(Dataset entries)
---+---
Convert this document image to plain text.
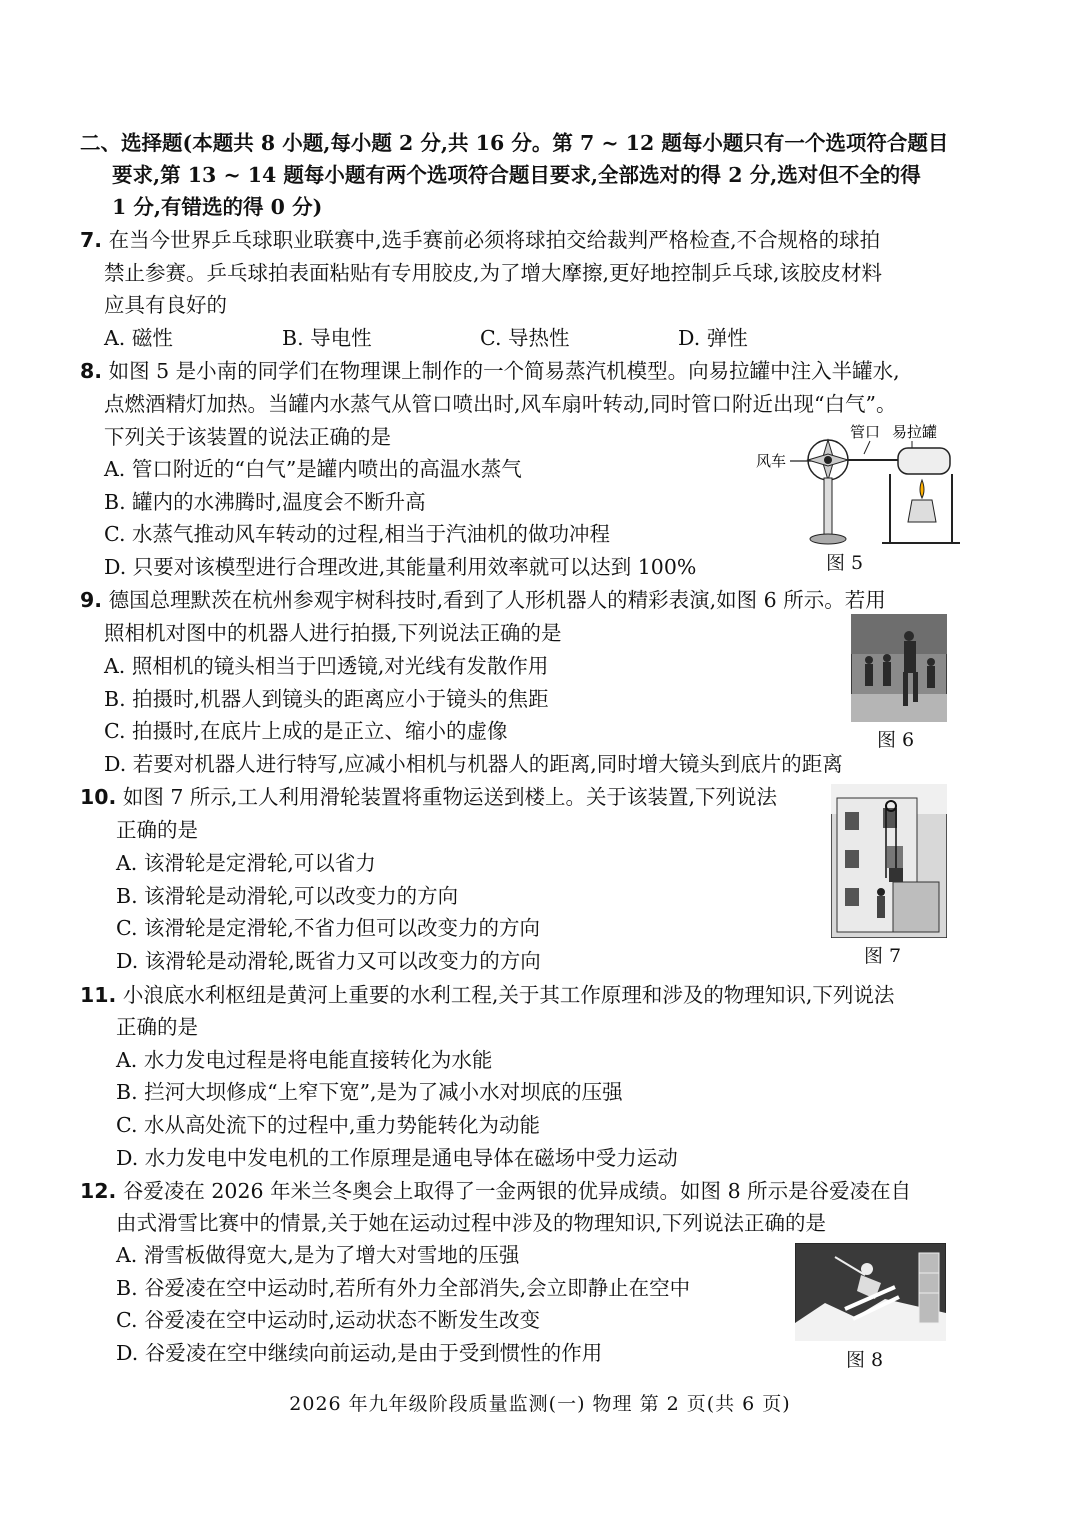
二、选择题(本题共 8 小题,每小题 2 分,共 16 分。第 7 ~ 12 题每小题只有一个选项符合题目
要求,第 13 ~ 14 题每小题有两个选项符合题目要求,全部选对的得 2 分,选对但不全的得
1 分,有错选的得 0 分)
7. 在当今世界乒乓球职业联赛中,选手赛前必须将球拍交给裁判严格检查,不合规格的球拍
禁止参赛。乒乓球拍表面粘贴有专用胶皮,为了增大摩擦,更好地控制乒乓球,该胶皮材料
应具有良好的
A. 磁性	B. 导电性	C. 导热性	D. 弹性
8. 如图 5 是小南的同学们在物理课上制作的一个简易蒸汽机模型。向易拉罐中注入半罐水,
点燃酒精灯加热。当罐内水蒸气从管口喷出时,风车扇叶转动,同时管口附近出现“白气”。
下列关于该装置的说法正确的是
A. 管口附近的“白气”是罐内喷出的高温水蒸气
B. 罐内的水沸腾时,温度会不断升高
C. 水蒸气推动风车转动的过程,相当于汽油机的做功冲程
D. 只要对该模型进行合理改进,其能量利用效率就可以达到 100%
管口 易拉罐
风车
图 5
9. 德国总理默茨在杭州参观宇树科技时,看到了人形机器人的精彩表演,如图 6 所示。若用
照相机对图中的机器人进行拍摄,下列说法正确的是
A. 照相机的镜头相当于凹透镜,对光线有发散作用
B. 拍摄时,机器人到镜头的距离应小于镜头的焦距
C. 拍摄时,在底片上成的是正立、缩小的虚像
D. 若要对机器人进行特写,应减小相机与机器人的距离,同时增大镜头到底片的距离
图 6
10. 如图 7 所示,工人利用滑轮装置将重物运送到楼上。关于该装置,下列说法
正确的是
A. 该滑轮是定滑轮,可以省力
B. 该滑轮是动滑轮,可以改变力的方向
C. 该滑轮是定滑轮,不省力但可以改变力的方向
D. 该滑轮是动滑轮,既省力又可以改变力的方向	图 7
11. 小浪底水利枢纽是黄河上重要的水利工程,关于其工作原理和涉及的物理知识,下列说法
正确的是
A. 水力发电过程是将电能直接转化为水能
B. 拦河大坝修成“上窄下宽”,是为了减小水对坝底的压强
C. 水从高处流下的过程中,重力势能转化为动能
D. 水力发电中发电机的工作原理是通电导体在磁场中受力运动
12. 谷爱凌在 2026 年米兰冬奥会上取得了一金两银的优异成绩。如图 8 所示是谷爱凌在自
由式滑雪比赛中的情景,关于她在运动过程中涉及的物理知识,下列说法正确的是
A. 滑雪板做得宽大,是为了增大对雪地的压强
B. 谷爱凌在空中运动时,若所有外力全部消失,会立即静止在空中
C. 谷爱凌在空中运动时,运动状态不断发生改变
D. 谷爱凌在空中继续向前运动,是由于受到惯性的作用	图 8
2026 年九年级阶段质量监测(一) 物理 第 2 页(共 6 页)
---+---
TASK TO CARRY OUT: Without the pictures, write out every entry precisely as it appears.

OUTPUT OF THE TASK:
Convert this document image to plain text.
二、选择题(本题共 8 小题,每小题 2 分,共 16 分。第 7 ~ 12 题每小题只有一个选项符合题目
要求,第 13 ~ 14 题每小题有两个选项符合题目要求,全部选对的得 2 分,选对但不全的得
1 分,有错选的得 0 分)
7. 在当今世界乒乓球职业联赛中,选手赛前必须将球拍交给裁判严格检查,不合规格的球拍
禁止参赛。乒乓球拍表面粘贴有专用胶皮,为了增大摩擦,更好地控制乒乓球,该胶皮材料
应具有良好的
A. 磁性	B. 导电性	C. 导热性	D. 弹性
8. 如图 5 是小南的同学们在物理课上制作的一个简易蒸汽机模型。向易拉罐中注入半罐水,
点燃酒精灯加热。当罐内水蒸气从管口喷出时,风车扇叶转动,同时管口附近出现“白气”。
下列关于该装置的说法正确的是
A. 管口附近的“白气”是罐内喷出的高温水蒸气
B. 罐内的水沸腾时,温度会不断升高
C. 水蒸气推动风车转动的过程,相当于汽油机的做功冲程
D. 只要对该模型进行合理改进,其能量利用效率就可以达到 100%
管口 易拉罐
风车
图 5
9. 德国总理默茨在杭州参观宇树科技时,看到了人形机器人的精彩表演,如图 6 所示。若用
照相机对图中的机器人进行拍摄,下列说法正确的是
A. 照相机的镜头相当于凹透镜,对光线有发散作用
B. 拍摄时,机器人到镜头的距离应小于镜头的焦距
C. 拍摄时,在底片上成的是正立、缩小的虚像
D. 若要对机器人进行特写,应减小相机与机器人的距离,同时增大镜头到底片的距离
图 6
10. 如图 7 所示,工人利用滑轮装置将重物运送到楼上。关于该装置,下列说法
正确的是
A. 该滑轮是定滑轮,可以省力
B. 该滑轮是动滑轮,可以改变力的方向
C. 该滑轮是定滑轮,不省力但可以改变力的方向
D. 该滑轮是动滑轮,既省力又可以改变力的方向	图 7
11. 小浪底水利枢纽是黄河上重要的水利工程,关于其工作原理和涉及的物理知识,下列说法
正确的是
A. 水力发电过程是将电能直接转化为水能
B. 拦河大坝修成“上窄下宽”,是为了减小水对坝底的压强
C. 水从高处流下的过程中,重力势能转化为动能
D. 水力发电中发电机的工作原理是通电导体在磁场中受力运动
12. 谷爱凌在 2026 年米兰冬奥会上取得了一金两银的优异成绩。如图 8 所示是谷爱凌在自
由式滑雪比赛中的情景,关于她在运动过程中涉及的物理知识,下列说法正确的是
A. 滑雪板做得宽大,是为了增大对雪地的压强
B. 谷爱凌在空中运动时,若所有外力全部消失,会立即静止在空中
C. 谷爱凌在空中运动时,运动状态不断发生改变
D. 谷爱凌在空中继续向前运动,是由于受到惯性的作用	图 8
2026 年九年级阶段质量监测(一) 物理 第 2 页(共 6 页)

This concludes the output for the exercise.